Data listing
*****

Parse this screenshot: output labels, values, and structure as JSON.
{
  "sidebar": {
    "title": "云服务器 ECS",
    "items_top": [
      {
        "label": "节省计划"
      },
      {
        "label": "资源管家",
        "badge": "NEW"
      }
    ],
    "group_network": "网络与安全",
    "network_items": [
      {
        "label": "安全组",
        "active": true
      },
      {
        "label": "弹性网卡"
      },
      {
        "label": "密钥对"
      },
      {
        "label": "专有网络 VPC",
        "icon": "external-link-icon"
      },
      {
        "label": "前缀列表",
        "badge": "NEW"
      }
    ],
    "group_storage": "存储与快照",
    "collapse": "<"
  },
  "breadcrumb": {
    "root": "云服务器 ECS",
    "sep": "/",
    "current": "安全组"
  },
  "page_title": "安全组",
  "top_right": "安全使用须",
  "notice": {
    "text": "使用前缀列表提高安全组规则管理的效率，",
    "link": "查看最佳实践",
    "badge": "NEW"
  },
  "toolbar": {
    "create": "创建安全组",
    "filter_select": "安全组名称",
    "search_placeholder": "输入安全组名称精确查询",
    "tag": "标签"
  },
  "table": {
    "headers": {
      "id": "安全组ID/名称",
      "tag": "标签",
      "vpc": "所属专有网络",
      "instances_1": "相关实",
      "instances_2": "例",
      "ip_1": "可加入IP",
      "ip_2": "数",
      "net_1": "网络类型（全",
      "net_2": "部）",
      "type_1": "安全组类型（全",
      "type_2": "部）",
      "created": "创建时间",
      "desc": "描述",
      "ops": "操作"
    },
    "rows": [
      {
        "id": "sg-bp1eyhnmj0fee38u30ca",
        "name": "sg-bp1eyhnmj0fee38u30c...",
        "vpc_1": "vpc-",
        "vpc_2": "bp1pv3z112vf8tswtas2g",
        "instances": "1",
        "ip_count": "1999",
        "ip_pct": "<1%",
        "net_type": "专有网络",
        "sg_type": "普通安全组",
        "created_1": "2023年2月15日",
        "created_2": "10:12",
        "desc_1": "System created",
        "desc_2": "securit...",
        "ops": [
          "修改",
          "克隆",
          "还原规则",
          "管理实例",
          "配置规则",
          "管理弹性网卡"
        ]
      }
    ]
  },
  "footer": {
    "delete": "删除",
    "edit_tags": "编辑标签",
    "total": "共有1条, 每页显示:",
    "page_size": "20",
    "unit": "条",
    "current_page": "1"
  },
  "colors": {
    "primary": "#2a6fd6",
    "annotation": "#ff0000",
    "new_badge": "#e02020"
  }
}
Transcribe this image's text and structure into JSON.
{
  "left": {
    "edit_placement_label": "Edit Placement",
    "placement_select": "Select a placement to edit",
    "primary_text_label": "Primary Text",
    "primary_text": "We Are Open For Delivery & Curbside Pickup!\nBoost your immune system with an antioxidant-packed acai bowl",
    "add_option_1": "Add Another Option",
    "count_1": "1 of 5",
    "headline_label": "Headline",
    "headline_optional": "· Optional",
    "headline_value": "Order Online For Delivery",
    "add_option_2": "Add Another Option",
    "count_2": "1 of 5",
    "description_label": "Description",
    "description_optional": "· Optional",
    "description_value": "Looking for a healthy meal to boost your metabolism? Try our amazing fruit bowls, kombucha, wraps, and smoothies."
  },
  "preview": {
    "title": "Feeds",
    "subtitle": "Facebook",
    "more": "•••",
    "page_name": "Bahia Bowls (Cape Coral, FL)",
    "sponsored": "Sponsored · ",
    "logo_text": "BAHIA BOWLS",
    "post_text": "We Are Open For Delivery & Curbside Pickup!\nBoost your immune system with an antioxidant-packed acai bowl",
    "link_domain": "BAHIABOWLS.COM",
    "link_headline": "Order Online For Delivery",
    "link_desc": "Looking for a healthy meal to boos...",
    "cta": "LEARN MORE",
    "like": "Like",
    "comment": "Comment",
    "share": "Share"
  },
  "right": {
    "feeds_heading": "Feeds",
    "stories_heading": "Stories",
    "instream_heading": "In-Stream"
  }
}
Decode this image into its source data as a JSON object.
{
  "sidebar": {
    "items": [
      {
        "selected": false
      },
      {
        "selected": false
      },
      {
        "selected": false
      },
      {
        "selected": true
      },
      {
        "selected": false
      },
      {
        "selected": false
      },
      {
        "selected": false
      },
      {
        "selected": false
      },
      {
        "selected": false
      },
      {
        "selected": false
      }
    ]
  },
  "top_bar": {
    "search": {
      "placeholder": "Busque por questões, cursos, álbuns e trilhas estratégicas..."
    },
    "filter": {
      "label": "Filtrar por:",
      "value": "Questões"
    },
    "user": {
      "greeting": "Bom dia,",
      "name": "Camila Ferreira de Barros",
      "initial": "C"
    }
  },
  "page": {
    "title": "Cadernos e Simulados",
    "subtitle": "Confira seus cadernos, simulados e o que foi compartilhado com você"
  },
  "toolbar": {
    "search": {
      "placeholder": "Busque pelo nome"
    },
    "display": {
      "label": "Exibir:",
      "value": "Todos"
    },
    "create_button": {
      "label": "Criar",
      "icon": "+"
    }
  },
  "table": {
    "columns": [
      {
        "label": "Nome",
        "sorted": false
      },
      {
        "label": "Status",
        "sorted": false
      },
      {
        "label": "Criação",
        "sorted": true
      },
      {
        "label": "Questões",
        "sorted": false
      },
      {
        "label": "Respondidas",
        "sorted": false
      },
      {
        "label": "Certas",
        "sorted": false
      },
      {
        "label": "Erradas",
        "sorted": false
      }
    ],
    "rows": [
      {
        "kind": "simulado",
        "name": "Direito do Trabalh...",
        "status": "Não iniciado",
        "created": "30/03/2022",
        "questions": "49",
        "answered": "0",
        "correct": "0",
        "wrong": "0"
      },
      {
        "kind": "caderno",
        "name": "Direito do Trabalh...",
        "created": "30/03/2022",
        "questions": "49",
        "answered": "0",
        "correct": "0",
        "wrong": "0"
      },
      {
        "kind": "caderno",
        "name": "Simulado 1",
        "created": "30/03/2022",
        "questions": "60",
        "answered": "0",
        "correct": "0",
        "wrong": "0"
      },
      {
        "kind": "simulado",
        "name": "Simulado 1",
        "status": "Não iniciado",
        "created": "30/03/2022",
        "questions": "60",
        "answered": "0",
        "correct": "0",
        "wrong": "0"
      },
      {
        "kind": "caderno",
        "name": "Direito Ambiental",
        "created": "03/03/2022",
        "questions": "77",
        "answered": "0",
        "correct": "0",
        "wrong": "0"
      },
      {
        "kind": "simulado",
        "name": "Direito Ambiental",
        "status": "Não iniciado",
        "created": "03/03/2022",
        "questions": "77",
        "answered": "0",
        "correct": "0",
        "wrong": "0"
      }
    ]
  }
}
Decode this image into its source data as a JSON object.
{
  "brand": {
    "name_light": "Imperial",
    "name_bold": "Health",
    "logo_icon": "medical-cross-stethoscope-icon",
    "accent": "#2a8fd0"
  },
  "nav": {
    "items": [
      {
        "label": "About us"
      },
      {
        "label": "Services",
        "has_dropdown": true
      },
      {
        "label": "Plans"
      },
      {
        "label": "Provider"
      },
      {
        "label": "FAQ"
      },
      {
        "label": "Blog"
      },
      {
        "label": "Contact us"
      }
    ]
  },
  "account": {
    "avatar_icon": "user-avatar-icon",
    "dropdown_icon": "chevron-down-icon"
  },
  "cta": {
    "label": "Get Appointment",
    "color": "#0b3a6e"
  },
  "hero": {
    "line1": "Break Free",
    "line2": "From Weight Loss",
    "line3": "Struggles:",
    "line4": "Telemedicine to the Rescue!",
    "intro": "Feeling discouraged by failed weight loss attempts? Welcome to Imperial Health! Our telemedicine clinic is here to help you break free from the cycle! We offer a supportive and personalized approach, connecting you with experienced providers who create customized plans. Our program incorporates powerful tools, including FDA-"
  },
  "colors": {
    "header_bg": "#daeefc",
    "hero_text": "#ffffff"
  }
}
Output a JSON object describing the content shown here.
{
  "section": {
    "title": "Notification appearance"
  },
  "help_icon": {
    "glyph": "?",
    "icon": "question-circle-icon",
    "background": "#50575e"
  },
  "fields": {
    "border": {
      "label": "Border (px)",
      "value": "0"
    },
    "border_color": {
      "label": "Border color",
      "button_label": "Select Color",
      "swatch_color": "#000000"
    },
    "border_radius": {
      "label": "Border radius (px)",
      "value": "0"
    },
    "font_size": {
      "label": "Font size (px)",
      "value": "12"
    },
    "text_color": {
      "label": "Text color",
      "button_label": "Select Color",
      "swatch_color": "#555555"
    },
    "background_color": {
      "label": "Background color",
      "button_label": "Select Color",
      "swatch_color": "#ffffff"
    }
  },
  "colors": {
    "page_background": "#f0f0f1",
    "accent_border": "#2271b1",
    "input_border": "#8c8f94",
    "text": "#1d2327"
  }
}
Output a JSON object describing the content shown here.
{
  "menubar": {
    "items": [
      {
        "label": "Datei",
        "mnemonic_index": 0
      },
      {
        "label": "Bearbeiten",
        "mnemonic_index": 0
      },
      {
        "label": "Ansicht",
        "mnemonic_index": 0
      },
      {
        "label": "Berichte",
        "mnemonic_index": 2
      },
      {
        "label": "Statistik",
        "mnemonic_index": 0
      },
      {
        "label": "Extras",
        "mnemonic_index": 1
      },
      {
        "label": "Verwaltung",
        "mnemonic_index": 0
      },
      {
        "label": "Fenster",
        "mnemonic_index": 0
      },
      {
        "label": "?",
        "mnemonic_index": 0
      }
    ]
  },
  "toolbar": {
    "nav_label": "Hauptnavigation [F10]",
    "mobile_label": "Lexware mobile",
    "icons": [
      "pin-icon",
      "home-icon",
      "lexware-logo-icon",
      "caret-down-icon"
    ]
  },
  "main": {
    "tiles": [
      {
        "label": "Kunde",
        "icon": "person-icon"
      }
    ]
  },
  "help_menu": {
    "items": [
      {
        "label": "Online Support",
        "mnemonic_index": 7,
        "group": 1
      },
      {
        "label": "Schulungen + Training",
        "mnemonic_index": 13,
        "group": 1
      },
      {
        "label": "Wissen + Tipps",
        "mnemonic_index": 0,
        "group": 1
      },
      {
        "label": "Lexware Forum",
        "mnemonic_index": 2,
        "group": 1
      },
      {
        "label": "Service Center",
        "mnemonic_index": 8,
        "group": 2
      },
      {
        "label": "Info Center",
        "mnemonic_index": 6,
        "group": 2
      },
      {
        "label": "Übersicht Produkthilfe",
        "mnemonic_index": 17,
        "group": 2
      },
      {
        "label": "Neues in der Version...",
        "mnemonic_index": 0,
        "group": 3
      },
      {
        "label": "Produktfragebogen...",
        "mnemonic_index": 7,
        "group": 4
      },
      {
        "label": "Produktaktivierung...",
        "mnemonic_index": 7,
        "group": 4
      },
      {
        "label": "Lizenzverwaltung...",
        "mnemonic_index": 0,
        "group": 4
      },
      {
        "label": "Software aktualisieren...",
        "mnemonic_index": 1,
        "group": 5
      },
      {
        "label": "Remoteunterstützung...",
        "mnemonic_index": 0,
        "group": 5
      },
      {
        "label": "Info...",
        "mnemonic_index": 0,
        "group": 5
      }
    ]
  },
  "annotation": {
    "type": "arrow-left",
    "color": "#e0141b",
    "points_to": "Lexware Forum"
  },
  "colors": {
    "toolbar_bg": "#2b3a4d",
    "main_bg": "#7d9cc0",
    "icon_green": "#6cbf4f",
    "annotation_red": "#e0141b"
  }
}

*****

**Work to do:** Each line in the listing above that contains "Open" should be copied.

**Problem solution:**
    "primary_text": "We Are Open For Delivery & Curbside Pickup!\nBoost your immune system with an antioxidant-packed acai bowl",
    "post_text": "We Are Open For Delivery & Curbside Pickup!\nBoost your immune system with an antioxidant-packed acai bowl",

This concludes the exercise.